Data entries
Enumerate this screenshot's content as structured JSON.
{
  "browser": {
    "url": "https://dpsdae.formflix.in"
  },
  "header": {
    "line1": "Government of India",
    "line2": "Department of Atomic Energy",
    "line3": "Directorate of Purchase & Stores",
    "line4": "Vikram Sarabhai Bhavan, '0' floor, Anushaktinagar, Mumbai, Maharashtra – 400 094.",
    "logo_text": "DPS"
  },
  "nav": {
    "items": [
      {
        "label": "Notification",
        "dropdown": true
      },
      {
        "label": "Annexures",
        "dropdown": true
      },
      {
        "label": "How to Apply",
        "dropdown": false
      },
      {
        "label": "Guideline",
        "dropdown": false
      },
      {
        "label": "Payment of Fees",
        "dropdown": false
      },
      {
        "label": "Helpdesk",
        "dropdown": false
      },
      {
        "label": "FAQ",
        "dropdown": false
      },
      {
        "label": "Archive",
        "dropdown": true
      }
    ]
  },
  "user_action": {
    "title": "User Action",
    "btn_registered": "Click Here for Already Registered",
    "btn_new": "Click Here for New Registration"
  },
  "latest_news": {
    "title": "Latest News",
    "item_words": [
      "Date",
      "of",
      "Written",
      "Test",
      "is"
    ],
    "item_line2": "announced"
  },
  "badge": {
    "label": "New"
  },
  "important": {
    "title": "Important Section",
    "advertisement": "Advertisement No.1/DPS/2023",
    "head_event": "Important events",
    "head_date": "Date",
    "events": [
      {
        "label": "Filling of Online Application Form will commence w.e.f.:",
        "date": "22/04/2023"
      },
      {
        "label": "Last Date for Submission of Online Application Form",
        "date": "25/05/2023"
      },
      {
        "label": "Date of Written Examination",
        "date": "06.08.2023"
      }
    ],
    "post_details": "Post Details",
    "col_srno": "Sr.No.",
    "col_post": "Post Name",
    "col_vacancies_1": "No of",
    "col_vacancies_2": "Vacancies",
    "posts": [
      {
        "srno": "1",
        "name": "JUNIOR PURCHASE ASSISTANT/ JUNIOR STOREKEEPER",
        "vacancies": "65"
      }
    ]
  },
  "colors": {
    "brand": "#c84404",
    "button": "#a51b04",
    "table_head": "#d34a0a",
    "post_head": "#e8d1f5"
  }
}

__What needs to be done__
Every record above must be duplicated exactly.

__Exercise output__
Enumerate this screenshot's content as structured JSON.
{
  "browser": {
    "url": "https://dpsdae.formflix.in"
  },
  "header": {
    "line1": "Government of India",
    "line2": "Department of Atomic Energy",
    "line3": "Directorate of Purchase & Stores",
    "line4": "Vikram Sarabhai Bhavan, '0' floor, Anushaktinagar, Mumbai, Maharashtra – 400 094.",
    "logo_text": "DPS"
  },
  "nav": {
    "items": [
      {
        "label": "Notification",
        "dropdown": true
      },
      {
        "label": "Annexures",
        "dropdown": true
      },
      {
        "label": "How to Apply",
        "dropdown": false
      },
      {
        "label": "Guideline",
        "dropdown": false
      },
      {
        "label": "Payment of Fees",
        "dropdown": false
      },
      {
        "label": "Helpdesk",
        "dropdown": false
      },
      {
        "label": "FAQ",
        "dropdown": false
      },
      {
        "label": "Archive",
        "dropdown": true
      }
    ]
  },
  "user_action": {
    "title": "User Action",
    "btn_registered": "Click Here for Already Registered",
    "btn_new": "Click Here for New Registration"
  },
  "latest_news": {
    "title": "Latest News",
    "item_words": [
      "Date",
      "of",
      "Written",
      "Test",
      "is"
    ],
    "item_line2": "announced"
  },
  "badge": {
    "label": "New"
  },
  "important": {
    "title": "Important Section",
    "advertisement": "Advertisement No.1/DPS/2023",
    "head_event": "Important events",
    "head_date": "Date",
    "events": [
      {
        "label": "Filling of Online Application Form will commence w.e.f.:",
        "date": "22/04/2023"
      },
      {
        "label": "Last Date for Submission of Online Application Form",
        "date": "25/05/2023"
      },
      {
        "label": "Date of Written Examination",
        "date": "06.08.2023"
      }
    ],
    "post_details": "Post Details",
    "col_srno": "Sr.No.",
    "col_post": "Post Name",
    "col_vacancies_1": "No of",
    "col_vacancies_2": "Vacancies",
    "posts": [
      {
        "srno": "1",
        "name": "JUNIOR PURCHASE ASSISTANT/ JUNIOR STOREKEEPER",
        "vacancies": "65"
      }
    ]
  },
  "colors": {
    "brand": "#c84404",
    "button": "#a51b04",
    "table_head": "#d34a0a",
    "post_head": "#e8d1f5"
  }
}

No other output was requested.